-- begin Available records --
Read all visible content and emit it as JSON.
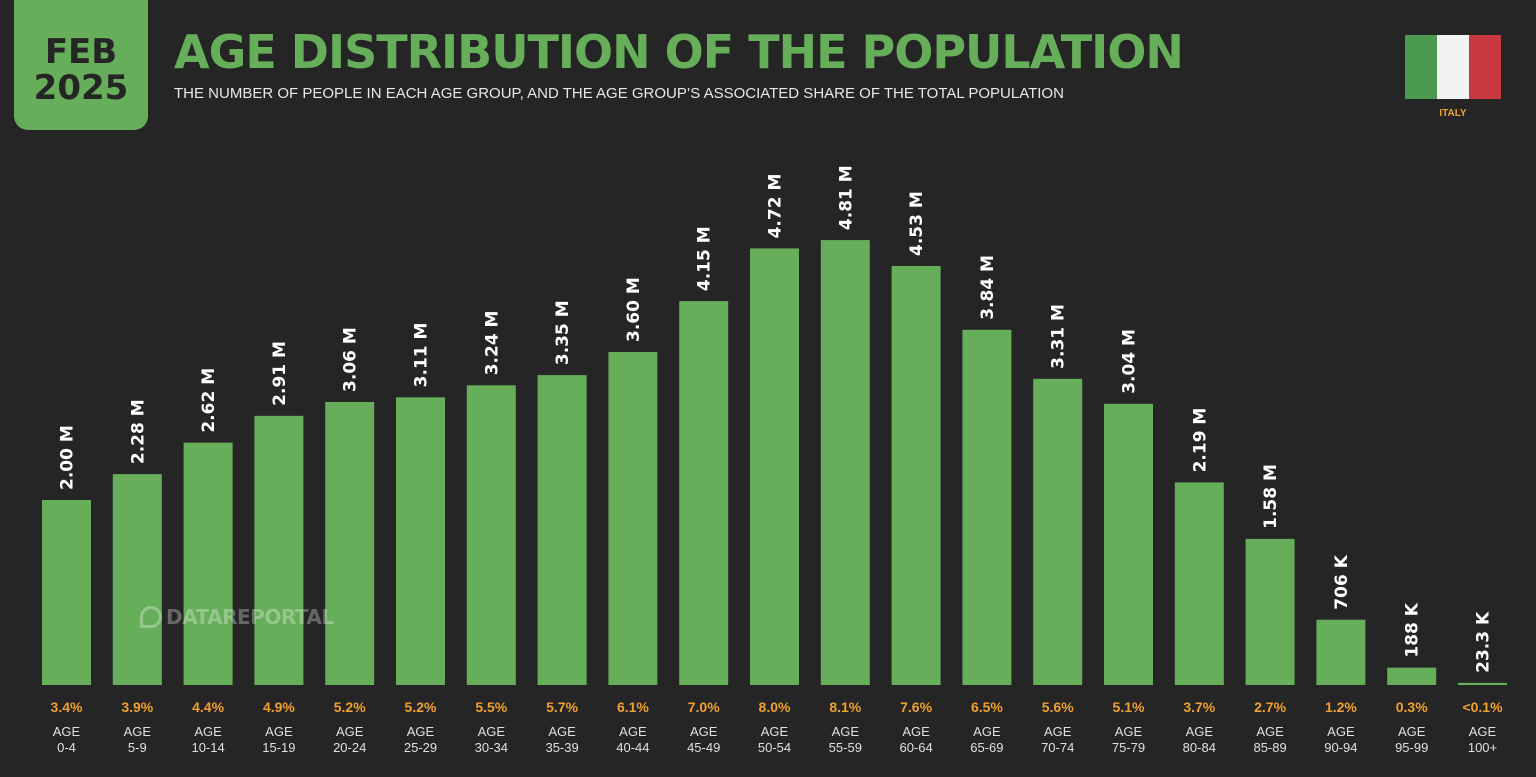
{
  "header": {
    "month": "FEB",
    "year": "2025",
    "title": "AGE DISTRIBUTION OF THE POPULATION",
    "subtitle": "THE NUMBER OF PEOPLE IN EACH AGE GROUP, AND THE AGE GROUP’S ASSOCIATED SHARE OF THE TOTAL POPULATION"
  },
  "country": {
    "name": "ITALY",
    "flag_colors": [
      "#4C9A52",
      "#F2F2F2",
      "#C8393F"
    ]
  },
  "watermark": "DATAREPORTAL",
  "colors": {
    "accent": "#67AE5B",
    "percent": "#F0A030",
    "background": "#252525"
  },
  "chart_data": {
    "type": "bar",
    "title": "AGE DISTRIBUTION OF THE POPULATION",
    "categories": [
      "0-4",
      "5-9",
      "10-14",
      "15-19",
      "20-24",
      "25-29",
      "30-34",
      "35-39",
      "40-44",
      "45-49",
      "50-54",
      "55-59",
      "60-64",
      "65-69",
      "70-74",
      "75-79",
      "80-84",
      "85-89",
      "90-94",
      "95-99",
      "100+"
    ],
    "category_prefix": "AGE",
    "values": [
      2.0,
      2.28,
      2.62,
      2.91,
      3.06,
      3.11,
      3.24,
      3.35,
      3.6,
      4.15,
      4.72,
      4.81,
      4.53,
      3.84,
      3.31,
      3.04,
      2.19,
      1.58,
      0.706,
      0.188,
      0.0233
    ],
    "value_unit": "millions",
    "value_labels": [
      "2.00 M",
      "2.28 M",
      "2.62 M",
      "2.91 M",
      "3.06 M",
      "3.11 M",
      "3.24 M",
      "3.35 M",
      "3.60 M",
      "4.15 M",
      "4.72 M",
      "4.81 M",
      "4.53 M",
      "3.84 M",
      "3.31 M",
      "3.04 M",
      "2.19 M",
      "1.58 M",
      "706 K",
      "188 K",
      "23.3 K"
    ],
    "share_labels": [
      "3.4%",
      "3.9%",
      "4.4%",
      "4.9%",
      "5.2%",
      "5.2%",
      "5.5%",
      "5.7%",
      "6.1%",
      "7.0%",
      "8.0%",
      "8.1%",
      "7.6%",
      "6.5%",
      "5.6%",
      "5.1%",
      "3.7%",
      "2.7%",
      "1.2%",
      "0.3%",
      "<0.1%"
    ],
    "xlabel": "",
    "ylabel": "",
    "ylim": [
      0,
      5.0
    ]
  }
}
-- end Available records --
-- begin Available records --
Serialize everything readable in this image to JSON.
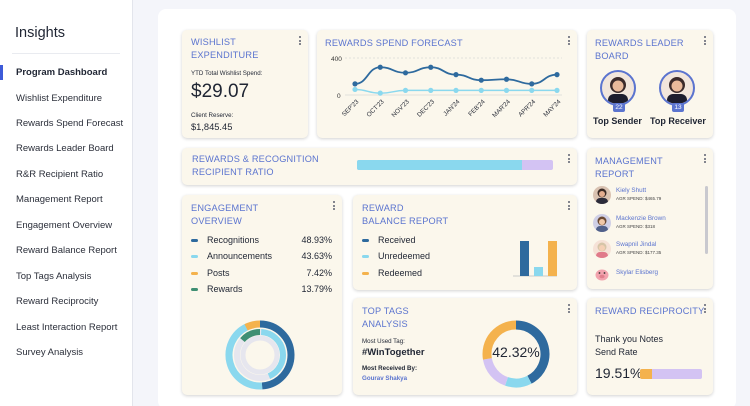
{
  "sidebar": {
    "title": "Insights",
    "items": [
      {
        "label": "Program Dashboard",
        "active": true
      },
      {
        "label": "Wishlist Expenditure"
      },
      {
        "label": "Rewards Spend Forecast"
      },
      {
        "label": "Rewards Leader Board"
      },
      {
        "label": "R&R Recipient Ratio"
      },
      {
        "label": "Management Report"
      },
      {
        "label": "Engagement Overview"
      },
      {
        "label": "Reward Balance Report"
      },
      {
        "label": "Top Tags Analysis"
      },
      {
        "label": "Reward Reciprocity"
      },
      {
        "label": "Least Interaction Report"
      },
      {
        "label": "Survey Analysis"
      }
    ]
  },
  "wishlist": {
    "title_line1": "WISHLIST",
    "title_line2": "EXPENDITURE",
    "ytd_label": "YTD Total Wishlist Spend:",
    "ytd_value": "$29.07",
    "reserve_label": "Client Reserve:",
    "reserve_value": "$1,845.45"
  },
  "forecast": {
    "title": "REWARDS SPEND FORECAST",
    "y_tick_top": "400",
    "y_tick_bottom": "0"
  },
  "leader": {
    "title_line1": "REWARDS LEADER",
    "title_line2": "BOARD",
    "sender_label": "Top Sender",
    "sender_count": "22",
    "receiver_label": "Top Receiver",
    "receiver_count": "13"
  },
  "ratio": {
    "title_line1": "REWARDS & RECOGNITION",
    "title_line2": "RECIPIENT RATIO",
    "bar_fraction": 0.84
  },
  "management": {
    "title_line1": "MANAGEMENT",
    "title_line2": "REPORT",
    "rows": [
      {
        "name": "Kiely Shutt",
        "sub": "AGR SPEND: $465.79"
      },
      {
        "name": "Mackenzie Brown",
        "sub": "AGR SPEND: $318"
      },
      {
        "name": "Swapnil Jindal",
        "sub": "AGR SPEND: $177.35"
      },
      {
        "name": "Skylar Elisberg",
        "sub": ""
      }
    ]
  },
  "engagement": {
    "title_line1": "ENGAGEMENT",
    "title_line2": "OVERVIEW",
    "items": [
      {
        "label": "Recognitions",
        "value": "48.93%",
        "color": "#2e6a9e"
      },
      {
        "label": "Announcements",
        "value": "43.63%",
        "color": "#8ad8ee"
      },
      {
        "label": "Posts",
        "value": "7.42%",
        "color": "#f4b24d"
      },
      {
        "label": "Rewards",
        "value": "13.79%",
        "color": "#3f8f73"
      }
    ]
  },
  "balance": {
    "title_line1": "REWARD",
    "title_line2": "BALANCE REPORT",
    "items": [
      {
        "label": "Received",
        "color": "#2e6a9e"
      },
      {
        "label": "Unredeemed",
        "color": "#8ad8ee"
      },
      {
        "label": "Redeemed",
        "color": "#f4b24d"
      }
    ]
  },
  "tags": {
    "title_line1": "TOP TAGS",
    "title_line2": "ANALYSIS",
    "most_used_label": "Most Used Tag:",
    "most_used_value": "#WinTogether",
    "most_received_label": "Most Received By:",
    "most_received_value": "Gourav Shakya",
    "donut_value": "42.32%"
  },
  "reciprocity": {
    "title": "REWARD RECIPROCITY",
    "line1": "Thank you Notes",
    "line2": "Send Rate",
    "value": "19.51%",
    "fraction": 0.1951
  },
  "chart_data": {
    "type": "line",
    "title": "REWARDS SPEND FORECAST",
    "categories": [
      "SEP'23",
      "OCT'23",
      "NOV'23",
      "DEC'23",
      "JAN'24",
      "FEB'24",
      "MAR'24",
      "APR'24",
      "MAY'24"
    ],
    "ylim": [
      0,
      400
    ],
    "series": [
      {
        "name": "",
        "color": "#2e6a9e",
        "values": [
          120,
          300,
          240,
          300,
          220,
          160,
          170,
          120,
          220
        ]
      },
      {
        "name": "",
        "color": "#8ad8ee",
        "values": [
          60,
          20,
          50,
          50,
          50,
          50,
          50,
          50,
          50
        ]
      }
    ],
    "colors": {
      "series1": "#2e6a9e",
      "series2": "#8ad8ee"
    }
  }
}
-- end Available records --
Direction: Make a copy of each line that contains the string "name".

Response to this exercise:
    "name": "ITALY",
        "name": "Kiely Shutt",
        "name": "Mackenzie Brown",
        "name": "Swapnil Jindal",
        "name": "Skylar Elisberg",
        "name": "",
        "name": "",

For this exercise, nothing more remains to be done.